Instructions for the task:
For the listing underneath, give the count of lines containing the string "Controladoras" and nothing further.

Supplied information:
___
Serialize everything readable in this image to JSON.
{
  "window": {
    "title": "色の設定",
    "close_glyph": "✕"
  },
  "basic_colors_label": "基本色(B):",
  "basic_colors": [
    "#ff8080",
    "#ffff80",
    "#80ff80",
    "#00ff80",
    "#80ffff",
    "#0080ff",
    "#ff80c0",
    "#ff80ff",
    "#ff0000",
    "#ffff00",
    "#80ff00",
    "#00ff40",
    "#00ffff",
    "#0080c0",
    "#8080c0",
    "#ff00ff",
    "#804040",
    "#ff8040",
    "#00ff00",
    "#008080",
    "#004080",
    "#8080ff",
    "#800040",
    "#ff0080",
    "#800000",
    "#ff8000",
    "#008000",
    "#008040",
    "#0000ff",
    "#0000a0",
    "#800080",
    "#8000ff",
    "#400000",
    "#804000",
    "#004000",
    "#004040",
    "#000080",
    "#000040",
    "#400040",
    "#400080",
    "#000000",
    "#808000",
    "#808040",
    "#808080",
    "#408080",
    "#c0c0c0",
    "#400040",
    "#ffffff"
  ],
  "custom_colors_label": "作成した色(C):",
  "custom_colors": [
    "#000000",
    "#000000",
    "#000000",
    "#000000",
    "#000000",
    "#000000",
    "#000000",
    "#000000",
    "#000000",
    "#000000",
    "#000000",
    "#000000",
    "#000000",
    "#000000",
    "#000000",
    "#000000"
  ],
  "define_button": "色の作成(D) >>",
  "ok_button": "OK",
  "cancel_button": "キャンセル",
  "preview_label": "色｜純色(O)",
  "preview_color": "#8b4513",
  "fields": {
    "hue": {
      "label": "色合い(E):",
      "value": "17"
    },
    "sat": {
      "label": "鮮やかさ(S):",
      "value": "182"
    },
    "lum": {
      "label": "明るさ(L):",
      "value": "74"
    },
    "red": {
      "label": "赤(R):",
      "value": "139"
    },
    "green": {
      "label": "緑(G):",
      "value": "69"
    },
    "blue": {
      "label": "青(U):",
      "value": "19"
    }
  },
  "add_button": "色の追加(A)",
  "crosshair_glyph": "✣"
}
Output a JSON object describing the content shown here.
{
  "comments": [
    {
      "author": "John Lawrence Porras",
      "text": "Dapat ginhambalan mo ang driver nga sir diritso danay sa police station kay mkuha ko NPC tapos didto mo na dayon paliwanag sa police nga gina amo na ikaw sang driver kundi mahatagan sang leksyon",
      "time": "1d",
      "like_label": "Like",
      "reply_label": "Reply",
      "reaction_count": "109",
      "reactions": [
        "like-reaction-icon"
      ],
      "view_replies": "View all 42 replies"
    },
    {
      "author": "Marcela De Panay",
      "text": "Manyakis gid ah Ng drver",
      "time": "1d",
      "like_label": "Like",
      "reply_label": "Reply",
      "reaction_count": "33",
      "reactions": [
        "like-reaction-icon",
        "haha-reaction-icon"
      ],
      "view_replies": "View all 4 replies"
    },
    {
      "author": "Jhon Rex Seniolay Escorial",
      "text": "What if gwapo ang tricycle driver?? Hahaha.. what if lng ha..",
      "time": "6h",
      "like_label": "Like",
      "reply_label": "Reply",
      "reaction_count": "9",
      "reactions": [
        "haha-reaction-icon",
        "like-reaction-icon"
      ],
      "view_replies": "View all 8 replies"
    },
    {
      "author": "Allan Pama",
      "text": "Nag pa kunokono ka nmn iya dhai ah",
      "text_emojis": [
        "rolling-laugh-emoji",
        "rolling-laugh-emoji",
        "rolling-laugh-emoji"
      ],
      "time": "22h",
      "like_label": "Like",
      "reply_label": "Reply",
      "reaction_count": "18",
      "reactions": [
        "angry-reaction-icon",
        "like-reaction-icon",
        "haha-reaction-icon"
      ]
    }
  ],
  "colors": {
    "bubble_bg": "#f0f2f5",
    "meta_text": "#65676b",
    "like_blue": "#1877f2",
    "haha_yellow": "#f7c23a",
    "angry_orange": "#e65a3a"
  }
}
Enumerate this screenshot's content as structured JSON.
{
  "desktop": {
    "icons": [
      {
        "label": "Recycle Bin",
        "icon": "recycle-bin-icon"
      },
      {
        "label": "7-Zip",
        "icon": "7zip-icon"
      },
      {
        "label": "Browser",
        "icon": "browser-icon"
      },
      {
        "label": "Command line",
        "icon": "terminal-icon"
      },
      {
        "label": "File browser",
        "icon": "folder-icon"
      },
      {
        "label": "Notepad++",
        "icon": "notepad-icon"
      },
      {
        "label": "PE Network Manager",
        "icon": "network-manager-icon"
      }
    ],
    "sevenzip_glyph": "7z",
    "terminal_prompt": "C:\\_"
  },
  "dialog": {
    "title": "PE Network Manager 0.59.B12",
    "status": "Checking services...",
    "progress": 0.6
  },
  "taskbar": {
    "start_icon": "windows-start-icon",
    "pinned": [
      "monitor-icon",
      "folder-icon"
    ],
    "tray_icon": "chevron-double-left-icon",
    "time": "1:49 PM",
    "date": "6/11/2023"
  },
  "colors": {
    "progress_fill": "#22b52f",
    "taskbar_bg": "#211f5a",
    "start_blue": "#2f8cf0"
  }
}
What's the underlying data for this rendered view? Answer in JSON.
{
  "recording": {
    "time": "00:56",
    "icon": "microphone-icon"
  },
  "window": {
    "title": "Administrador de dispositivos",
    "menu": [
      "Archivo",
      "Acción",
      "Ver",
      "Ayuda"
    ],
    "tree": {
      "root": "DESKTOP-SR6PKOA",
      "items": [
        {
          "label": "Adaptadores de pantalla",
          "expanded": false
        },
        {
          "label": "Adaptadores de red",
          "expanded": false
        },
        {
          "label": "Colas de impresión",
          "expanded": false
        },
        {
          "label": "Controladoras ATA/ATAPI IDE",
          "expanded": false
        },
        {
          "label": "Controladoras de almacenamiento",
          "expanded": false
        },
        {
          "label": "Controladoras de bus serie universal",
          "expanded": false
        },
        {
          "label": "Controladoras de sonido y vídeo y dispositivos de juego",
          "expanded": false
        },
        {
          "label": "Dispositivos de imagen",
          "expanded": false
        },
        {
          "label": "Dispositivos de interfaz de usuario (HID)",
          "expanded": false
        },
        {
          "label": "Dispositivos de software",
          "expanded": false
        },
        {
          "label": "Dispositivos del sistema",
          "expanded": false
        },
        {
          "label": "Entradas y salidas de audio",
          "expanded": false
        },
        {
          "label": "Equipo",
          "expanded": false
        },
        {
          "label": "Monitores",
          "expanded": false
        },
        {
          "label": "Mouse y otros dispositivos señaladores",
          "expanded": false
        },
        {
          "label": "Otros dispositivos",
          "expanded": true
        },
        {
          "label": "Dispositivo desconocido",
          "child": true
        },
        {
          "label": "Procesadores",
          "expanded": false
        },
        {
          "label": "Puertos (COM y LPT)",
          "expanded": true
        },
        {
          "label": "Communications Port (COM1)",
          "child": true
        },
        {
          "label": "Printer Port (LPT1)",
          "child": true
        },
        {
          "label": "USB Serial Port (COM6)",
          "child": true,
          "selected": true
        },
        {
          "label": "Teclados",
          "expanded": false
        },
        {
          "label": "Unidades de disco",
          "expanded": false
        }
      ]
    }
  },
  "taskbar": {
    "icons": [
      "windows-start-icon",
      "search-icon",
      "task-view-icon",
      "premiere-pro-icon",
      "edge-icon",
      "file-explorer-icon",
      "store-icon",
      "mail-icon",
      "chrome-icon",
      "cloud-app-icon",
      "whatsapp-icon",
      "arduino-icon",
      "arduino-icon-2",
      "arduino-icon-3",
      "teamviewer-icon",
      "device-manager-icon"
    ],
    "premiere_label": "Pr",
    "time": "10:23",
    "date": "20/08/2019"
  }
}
___
Answer to the problem:
4